GIVEN DATA
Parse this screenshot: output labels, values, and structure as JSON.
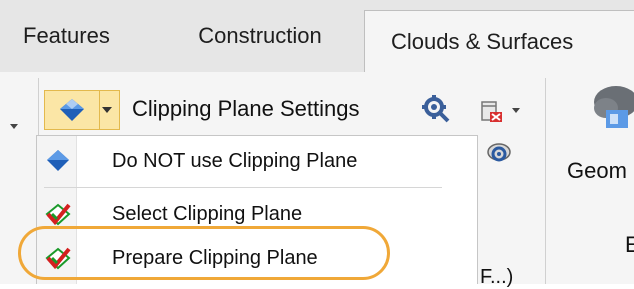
{
  "tabs": {
    "features": "Features",
    "construction": "Construction",
    "clouds_surfaces": "Clouds & Surfaces"
  },
  "ribbon": {
    "clipping_settings_label": "Clipping Plane Settings",
    "geometry_label": "Geom",
    "group_label_fragment": "E",
    "bottom_text_fragment": "l F...)"
  },
  "dropdown": {
    "items": [
      {
        "label": "Do NOT use Clipping Plane",
        "icon": "clipping-plane-icon"
      },
      {
        "label": "Select Clipping Plane",
        "icon": "clipping-plane-check-icon"
      },
      {
        "label": "Prepare Clipping Plane",
        "icon": "clipping-plane-check-icon"
      }
    ],
    "highlighted_item": "Prepare Clipping Plane"
  },
  "colors": {
    "tab_bar": "#e6e6e6",
    "ribbon": "#f5f5f5",
    "split_button_hover": "#fbe6a6",
    "highlight_ring": "#f0a838",
    "plane_blue": "#1f5fb8",
    "check_red": "#d42020",
    "check_green": "#1a9a2a"
  }
}
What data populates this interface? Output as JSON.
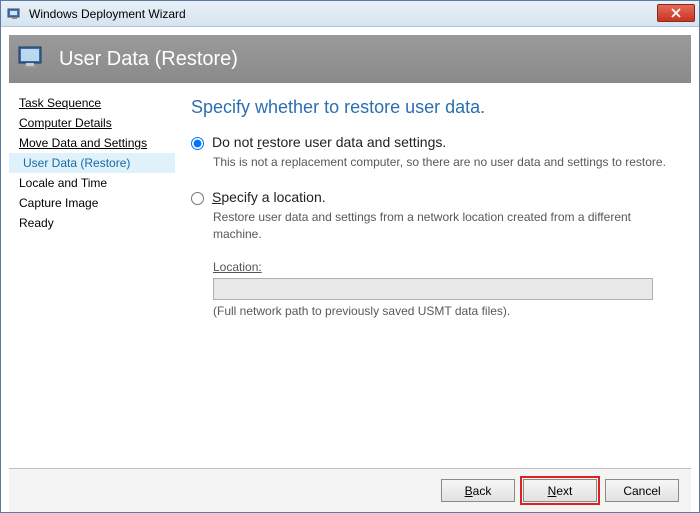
{
  "window": {
    "title": "Windows Deployment Wizard"
  },
  "header": {
    "title": "User Data (Restore)"
  },
  "sidebar": {
    "items": [
      {
        "label": "Task Sequence",
        "state": "done"
      },
      {
        "label": "Computer Details",
        "state": "done"
      },
      {
        "label": "Move Data and Settings",
        "state": "done"
      },
      {
        "label": "User Data (Restore)",
        "state": "active"
      },
      {
        "label": "Locale and Time",
        "state": "pending"
      },
      {
        "label": "Capture Image",
        "state": "pending"
      },
      {
        "label": "Ready",
        "state": "pending"
      }
    ]
  },
  "main": {
    "heading": "Specify whether to restore user data.",
    "option1": {
      "label_pre": "Do not ",
      "label_u": "r",
      "label_post": "estore user data and settings.",
      "desc": "This is not a replacement computer, so there are no user data and settings to restore.",
      "checked": true
    },
    "option2": {
      "label_pre": "",
      "label_u": "S",
      "label_post": "pecify a location.",
      "desc": "Restore user data and settings from a network location created from a different machine.",
      "checked": false
    },
    "location": {
      "label": "Location:",
      "value": "",
      "hint": "(Full network path to previously saved USMT data files)."
    }
  },
  "footer": {
    "back": "Back",
    "next": "Next",
    "cancel": "Cancel"
  }
}
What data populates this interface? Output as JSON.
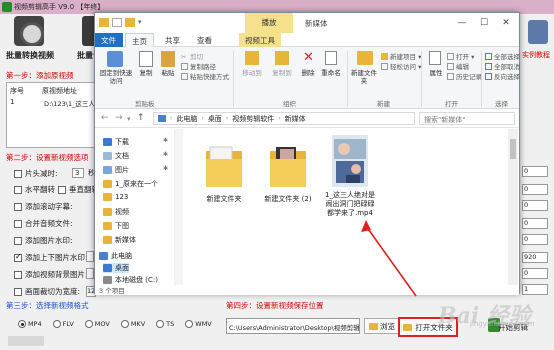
{
  "app": {
    "title": "视频剪辑高手 V9.0 【年终】",
    "batch_convert_label": "批量转换视频",
    "batch_merge_label": "批量合",
    "right_link_label": "实例教程",
    "step1_label": "第一步：添加原视频",
    "list_headers": [
      "序号",
      "原视频地址"
    ],
    "list_rows": [
      {
        "seq": "1",
        "path": "D:\\123\\1_这三人婉"
      }
    ],
    "step2_label": "第二步：设置新视频选项",
    "options": [
      {
        "label": "片头减时:",
        "checked": false
      },
      {
        "label": "水平翻转",
        "checked": false
      },
      {
        "label": "垂直翻转",
        "checked": false
      },
      {
        "label": "添加滚动字幕:",
        "checked": false
      },
      {
        "label": "合并音频文件:",
        "checked": false
      },
      {
        "label": "添加图片水印:",
        "checked": false
      },
      {
        "label": "添加上下图片水印:",
        "checked": true
      },
      {
        "label": "添加视频背景图片:",
        "checked": false
      },
      {
        "label": "画面裁切为宽度:",
        "checked": false
      }
    ],
    "fade_value": "3",
    "fade_unit": "秒",
    "crop_value": "1250",
    "right_fields": [
      "0",
      "0",
      "0",
      "0",
      "0",
      "920",
      "0",
      "1"
    ],
    "fps_label": "帧",
    "step3_label": "第三步：选择新视频格式",
    "formats": [
      {
        "label": "MP4",
        "selected": true
      },
      {
        "label": "FLV",
        "selected": false
      },
      {
        "label": "MOV",
        "selected": false
      },
      {
        "label": "MKV",
        "selected": false
      },
      {
        "label": "TS",
        "selected": false
      },
      {
        "label": "WMV",
        "selected": false
      }
    ],
    "step4_label": "第四步：设置新视频保存位置",
    "output_path": "C:\\Users\\Administrator\\Desktop\\视频剪辑",
    "browse_label": "浏览",
    "open_folder_label": "打开文件夹",
    "start_label": "开始剪辑"
  },
  "explorer": {
    "window_title": "新媒体",
    "context_tab_group": "播放",
    "tabs": [
      "文件",
      "主页",
      "共享",
      "查看",
      "视频工具"
    ],
    "ribbon": {
      "pin_quick_access": "固定到快速访问",
      "copy": "复制",
      "paste": "粘贴",
      "copy_path": "复制路径",
      "paste_shortcut": "粘贴快捷方式",
      "cut": "剪切",
      "move_to": "移动到",
      "copy_to": "复制到",
      "delete": "删除",
      "rename": "重命名",
      "new_folder": "新建文件夹",
      "new_item": "新建项目 ▾",
      "easy_access": "轻松访问 ▾",
      "properties": "属性",
      "open": "打开 ▾",
      "edit": "编辑",
      "history": "历史记录",
      "select_all": "全部选择",
      "select_none": "全部取消",
      "invert_selection": "反向选择",
      "group_clipboard": "剪贴板",
      "group_organize": "组织",
      "group_new": "新建",
      "group_open": "打开",
      "group_select": "选择"
    },
    "breadcrumb": [
      "此电脑",
      "桌面",
      "视频剪辑软件",
      "新媒体"
    ],
    "search_placeholder": "搜索\"新媒体\"",
    "nav_items": [
      {
        "label": "下载",
        "pinned": true
      },
      {
        "label": "文档",
        "pinned": true
      },
      {
        "label": "图片",
        "pinned": true
      },
      {
        "label": "1_原来在一个",
        "pinned": false
      },
      {
        "label": "123",
        "pinned": false
      },
      {
        "label": "视频",
        "pinned": false
      },
      {
        "label": "下图",
        "pinned": false
      },
      {
        "label": "新媒体",
        "pinned": false
      },
      {
        "label": "此电脑",
        "pinned": false
      },
      {
        "label": "桌面",
        "pinned": false
      },
      {
        "label": "本地磁盘 (C:)",
        "pinned": false
      },
      {
        "label": "本地磁盘 (D:)",
        "pinned": false
      }
    ],
    "files": [
      {
        "name": "新建文件夹",
        "type": "folder"
      },
      {
        "name": "新建文件夹 (2)",
        "type": "folder"
      },
      {
        "name": "1_这三人绝对是\n闹出洞门把碌碌\n都学来了.mp4",
        "type": "video"
      }
    ],
    "status": "3 个项目"
  },
  "annotation": {
    "arrow_color": "#e02020",
    "highlight_color": "#e02020"
  },
  "watermark": {
    "text": "Bai 经验",
    "sub": "jingyan.baidu.com"
  }
}
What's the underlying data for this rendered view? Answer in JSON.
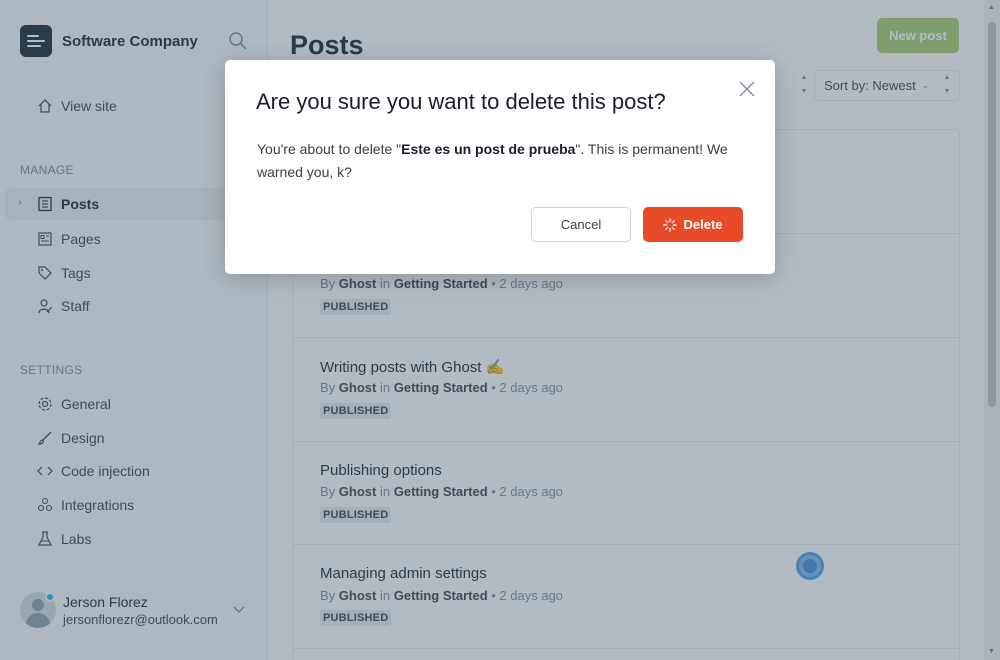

REQUIREMENTS
Which lines hold the word "新建文件夹"? Show each one.

EXERCISE OUTPUT
      "new_folder": "新建文件夹",
        "name": "新建文件夹",
        "name": "新建文件夹 (2)",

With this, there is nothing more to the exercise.